*Problem to solve*: Search the material for "icon" and show all lines that contain it.

*Listed records*:
--------------------------------------------------

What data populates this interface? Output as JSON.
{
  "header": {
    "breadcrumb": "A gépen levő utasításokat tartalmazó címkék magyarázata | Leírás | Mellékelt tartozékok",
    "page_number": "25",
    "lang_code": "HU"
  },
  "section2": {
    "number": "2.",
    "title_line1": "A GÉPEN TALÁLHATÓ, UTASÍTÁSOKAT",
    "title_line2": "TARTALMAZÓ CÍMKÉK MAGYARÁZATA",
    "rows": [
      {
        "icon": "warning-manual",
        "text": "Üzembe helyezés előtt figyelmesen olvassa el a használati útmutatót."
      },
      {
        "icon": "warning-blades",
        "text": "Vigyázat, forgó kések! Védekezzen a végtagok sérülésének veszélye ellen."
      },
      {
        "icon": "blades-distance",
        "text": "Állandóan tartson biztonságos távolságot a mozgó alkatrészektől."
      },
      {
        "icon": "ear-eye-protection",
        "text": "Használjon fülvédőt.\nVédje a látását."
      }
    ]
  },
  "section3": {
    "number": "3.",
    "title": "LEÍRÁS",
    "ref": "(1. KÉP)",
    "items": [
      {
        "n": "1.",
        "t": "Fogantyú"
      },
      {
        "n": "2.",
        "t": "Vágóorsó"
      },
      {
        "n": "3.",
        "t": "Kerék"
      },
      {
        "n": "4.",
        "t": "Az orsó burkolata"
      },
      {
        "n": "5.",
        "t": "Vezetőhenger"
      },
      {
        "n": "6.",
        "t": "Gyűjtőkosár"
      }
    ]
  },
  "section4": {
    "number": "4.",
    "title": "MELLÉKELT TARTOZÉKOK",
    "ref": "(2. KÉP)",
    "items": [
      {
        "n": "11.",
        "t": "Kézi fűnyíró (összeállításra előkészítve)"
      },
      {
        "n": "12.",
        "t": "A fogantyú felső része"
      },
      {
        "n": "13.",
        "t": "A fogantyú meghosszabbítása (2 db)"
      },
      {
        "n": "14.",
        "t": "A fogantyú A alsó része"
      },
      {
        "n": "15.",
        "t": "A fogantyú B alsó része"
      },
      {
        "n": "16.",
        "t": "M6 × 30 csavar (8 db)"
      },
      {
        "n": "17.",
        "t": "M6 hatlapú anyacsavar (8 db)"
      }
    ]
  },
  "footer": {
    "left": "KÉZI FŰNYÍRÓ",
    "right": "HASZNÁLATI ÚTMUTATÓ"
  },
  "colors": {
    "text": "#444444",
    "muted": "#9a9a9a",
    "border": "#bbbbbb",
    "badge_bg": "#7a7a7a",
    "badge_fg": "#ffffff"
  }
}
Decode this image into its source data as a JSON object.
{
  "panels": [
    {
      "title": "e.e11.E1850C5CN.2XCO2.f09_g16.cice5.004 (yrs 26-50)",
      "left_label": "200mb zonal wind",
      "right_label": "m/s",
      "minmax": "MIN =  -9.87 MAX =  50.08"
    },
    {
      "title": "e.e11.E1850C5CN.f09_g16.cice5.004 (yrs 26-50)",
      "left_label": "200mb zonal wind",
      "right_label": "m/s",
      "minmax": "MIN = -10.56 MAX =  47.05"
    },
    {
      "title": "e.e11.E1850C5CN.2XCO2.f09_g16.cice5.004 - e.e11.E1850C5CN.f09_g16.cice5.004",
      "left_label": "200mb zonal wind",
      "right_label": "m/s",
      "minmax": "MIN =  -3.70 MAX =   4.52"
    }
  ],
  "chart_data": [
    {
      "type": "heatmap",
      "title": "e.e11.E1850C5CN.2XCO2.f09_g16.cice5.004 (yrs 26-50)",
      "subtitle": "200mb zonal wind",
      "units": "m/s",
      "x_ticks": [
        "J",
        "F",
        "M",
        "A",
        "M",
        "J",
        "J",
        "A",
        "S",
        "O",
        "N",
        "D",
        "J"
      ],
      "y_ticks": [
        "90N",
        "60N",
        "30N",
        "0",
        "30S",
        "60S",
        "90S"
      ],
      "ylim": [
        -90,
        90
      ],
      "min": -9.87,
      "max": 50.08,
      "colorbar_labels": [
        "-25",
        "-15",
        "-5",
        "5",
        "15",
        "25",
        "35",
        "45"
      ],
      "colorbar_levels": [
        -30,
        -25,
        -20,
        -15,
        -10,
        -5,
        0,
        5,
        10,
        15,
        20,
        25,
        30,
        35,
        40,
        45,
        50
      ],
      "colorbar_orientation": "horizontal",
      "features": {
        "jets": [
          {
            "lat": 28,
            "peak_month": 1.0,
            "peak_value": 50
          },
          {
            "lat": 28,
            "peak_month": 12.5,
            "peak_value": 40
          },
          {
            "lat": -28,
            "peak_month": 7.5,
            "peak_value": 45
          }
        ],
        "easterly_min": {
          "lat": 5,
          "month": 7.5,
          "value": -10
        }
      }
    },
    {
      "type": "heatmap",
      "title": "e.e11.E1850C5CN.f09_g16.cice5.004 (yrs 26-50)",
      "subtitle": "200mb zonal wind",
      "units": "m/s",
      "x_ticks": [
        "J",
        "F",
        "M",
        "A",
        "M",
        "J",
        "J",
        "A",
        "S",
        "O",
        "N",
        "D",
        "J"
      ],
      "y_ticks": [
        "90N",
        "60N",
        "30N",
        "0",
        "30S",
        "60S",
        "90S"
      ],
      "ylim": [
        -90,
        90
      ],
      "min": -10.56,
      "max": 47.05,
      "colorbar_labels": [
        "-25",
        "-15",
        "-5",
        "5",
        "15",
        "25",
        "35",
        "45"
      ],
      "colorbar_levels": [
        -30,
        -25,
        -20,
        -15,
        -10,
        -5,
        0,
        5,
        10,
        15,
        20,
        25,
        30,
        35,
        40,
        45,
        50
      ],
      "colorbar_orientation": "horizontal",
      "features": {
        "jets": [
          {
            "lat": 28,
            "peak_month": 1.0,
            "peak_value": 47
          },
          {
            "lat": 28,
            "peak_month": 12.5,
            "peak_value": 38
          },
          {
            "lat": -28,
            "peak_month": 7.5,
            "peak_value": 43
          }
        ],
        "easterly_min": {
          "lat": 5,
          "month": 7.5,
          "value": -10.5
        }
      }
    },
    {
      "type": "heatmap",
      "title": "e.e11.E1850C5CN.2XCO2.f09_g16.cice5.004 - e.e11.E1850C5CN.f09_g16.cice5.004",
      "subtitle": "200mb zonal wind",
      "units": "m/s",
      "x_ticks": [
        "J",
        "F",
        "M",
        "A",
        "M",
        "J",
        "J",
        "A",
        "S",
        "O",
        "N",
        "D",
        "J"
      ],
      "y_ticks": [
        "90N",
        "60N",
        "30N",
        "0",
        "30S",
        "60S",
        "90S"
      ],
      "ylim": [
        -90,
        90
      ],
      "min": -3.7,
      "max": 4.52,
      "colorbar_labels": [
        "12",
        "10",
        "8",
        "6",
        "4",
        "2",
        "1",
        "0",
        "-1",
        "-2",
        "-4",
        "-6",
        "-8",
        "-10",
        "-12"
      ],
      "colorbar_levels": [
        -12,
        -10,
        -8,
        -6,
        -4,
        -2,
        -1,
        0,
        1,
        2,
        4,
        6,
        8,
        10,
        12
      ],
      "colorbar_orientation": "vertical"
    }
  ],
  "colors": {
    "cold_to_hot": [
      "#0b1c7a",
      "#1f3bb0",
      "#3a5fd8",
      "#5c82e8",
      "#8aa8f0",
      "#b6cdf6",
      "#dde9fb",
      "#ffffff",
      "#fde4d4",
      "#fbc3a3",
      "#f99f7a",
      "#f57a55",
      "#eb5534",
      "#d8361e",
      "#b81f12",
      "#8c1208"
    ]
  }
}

--------------------------------------------------

*Task response*:
        "icon": "warning-manual",
        "icon": "warning-blades",
        "icon": "blades-distance",
        "icon": "ear-eye-protection",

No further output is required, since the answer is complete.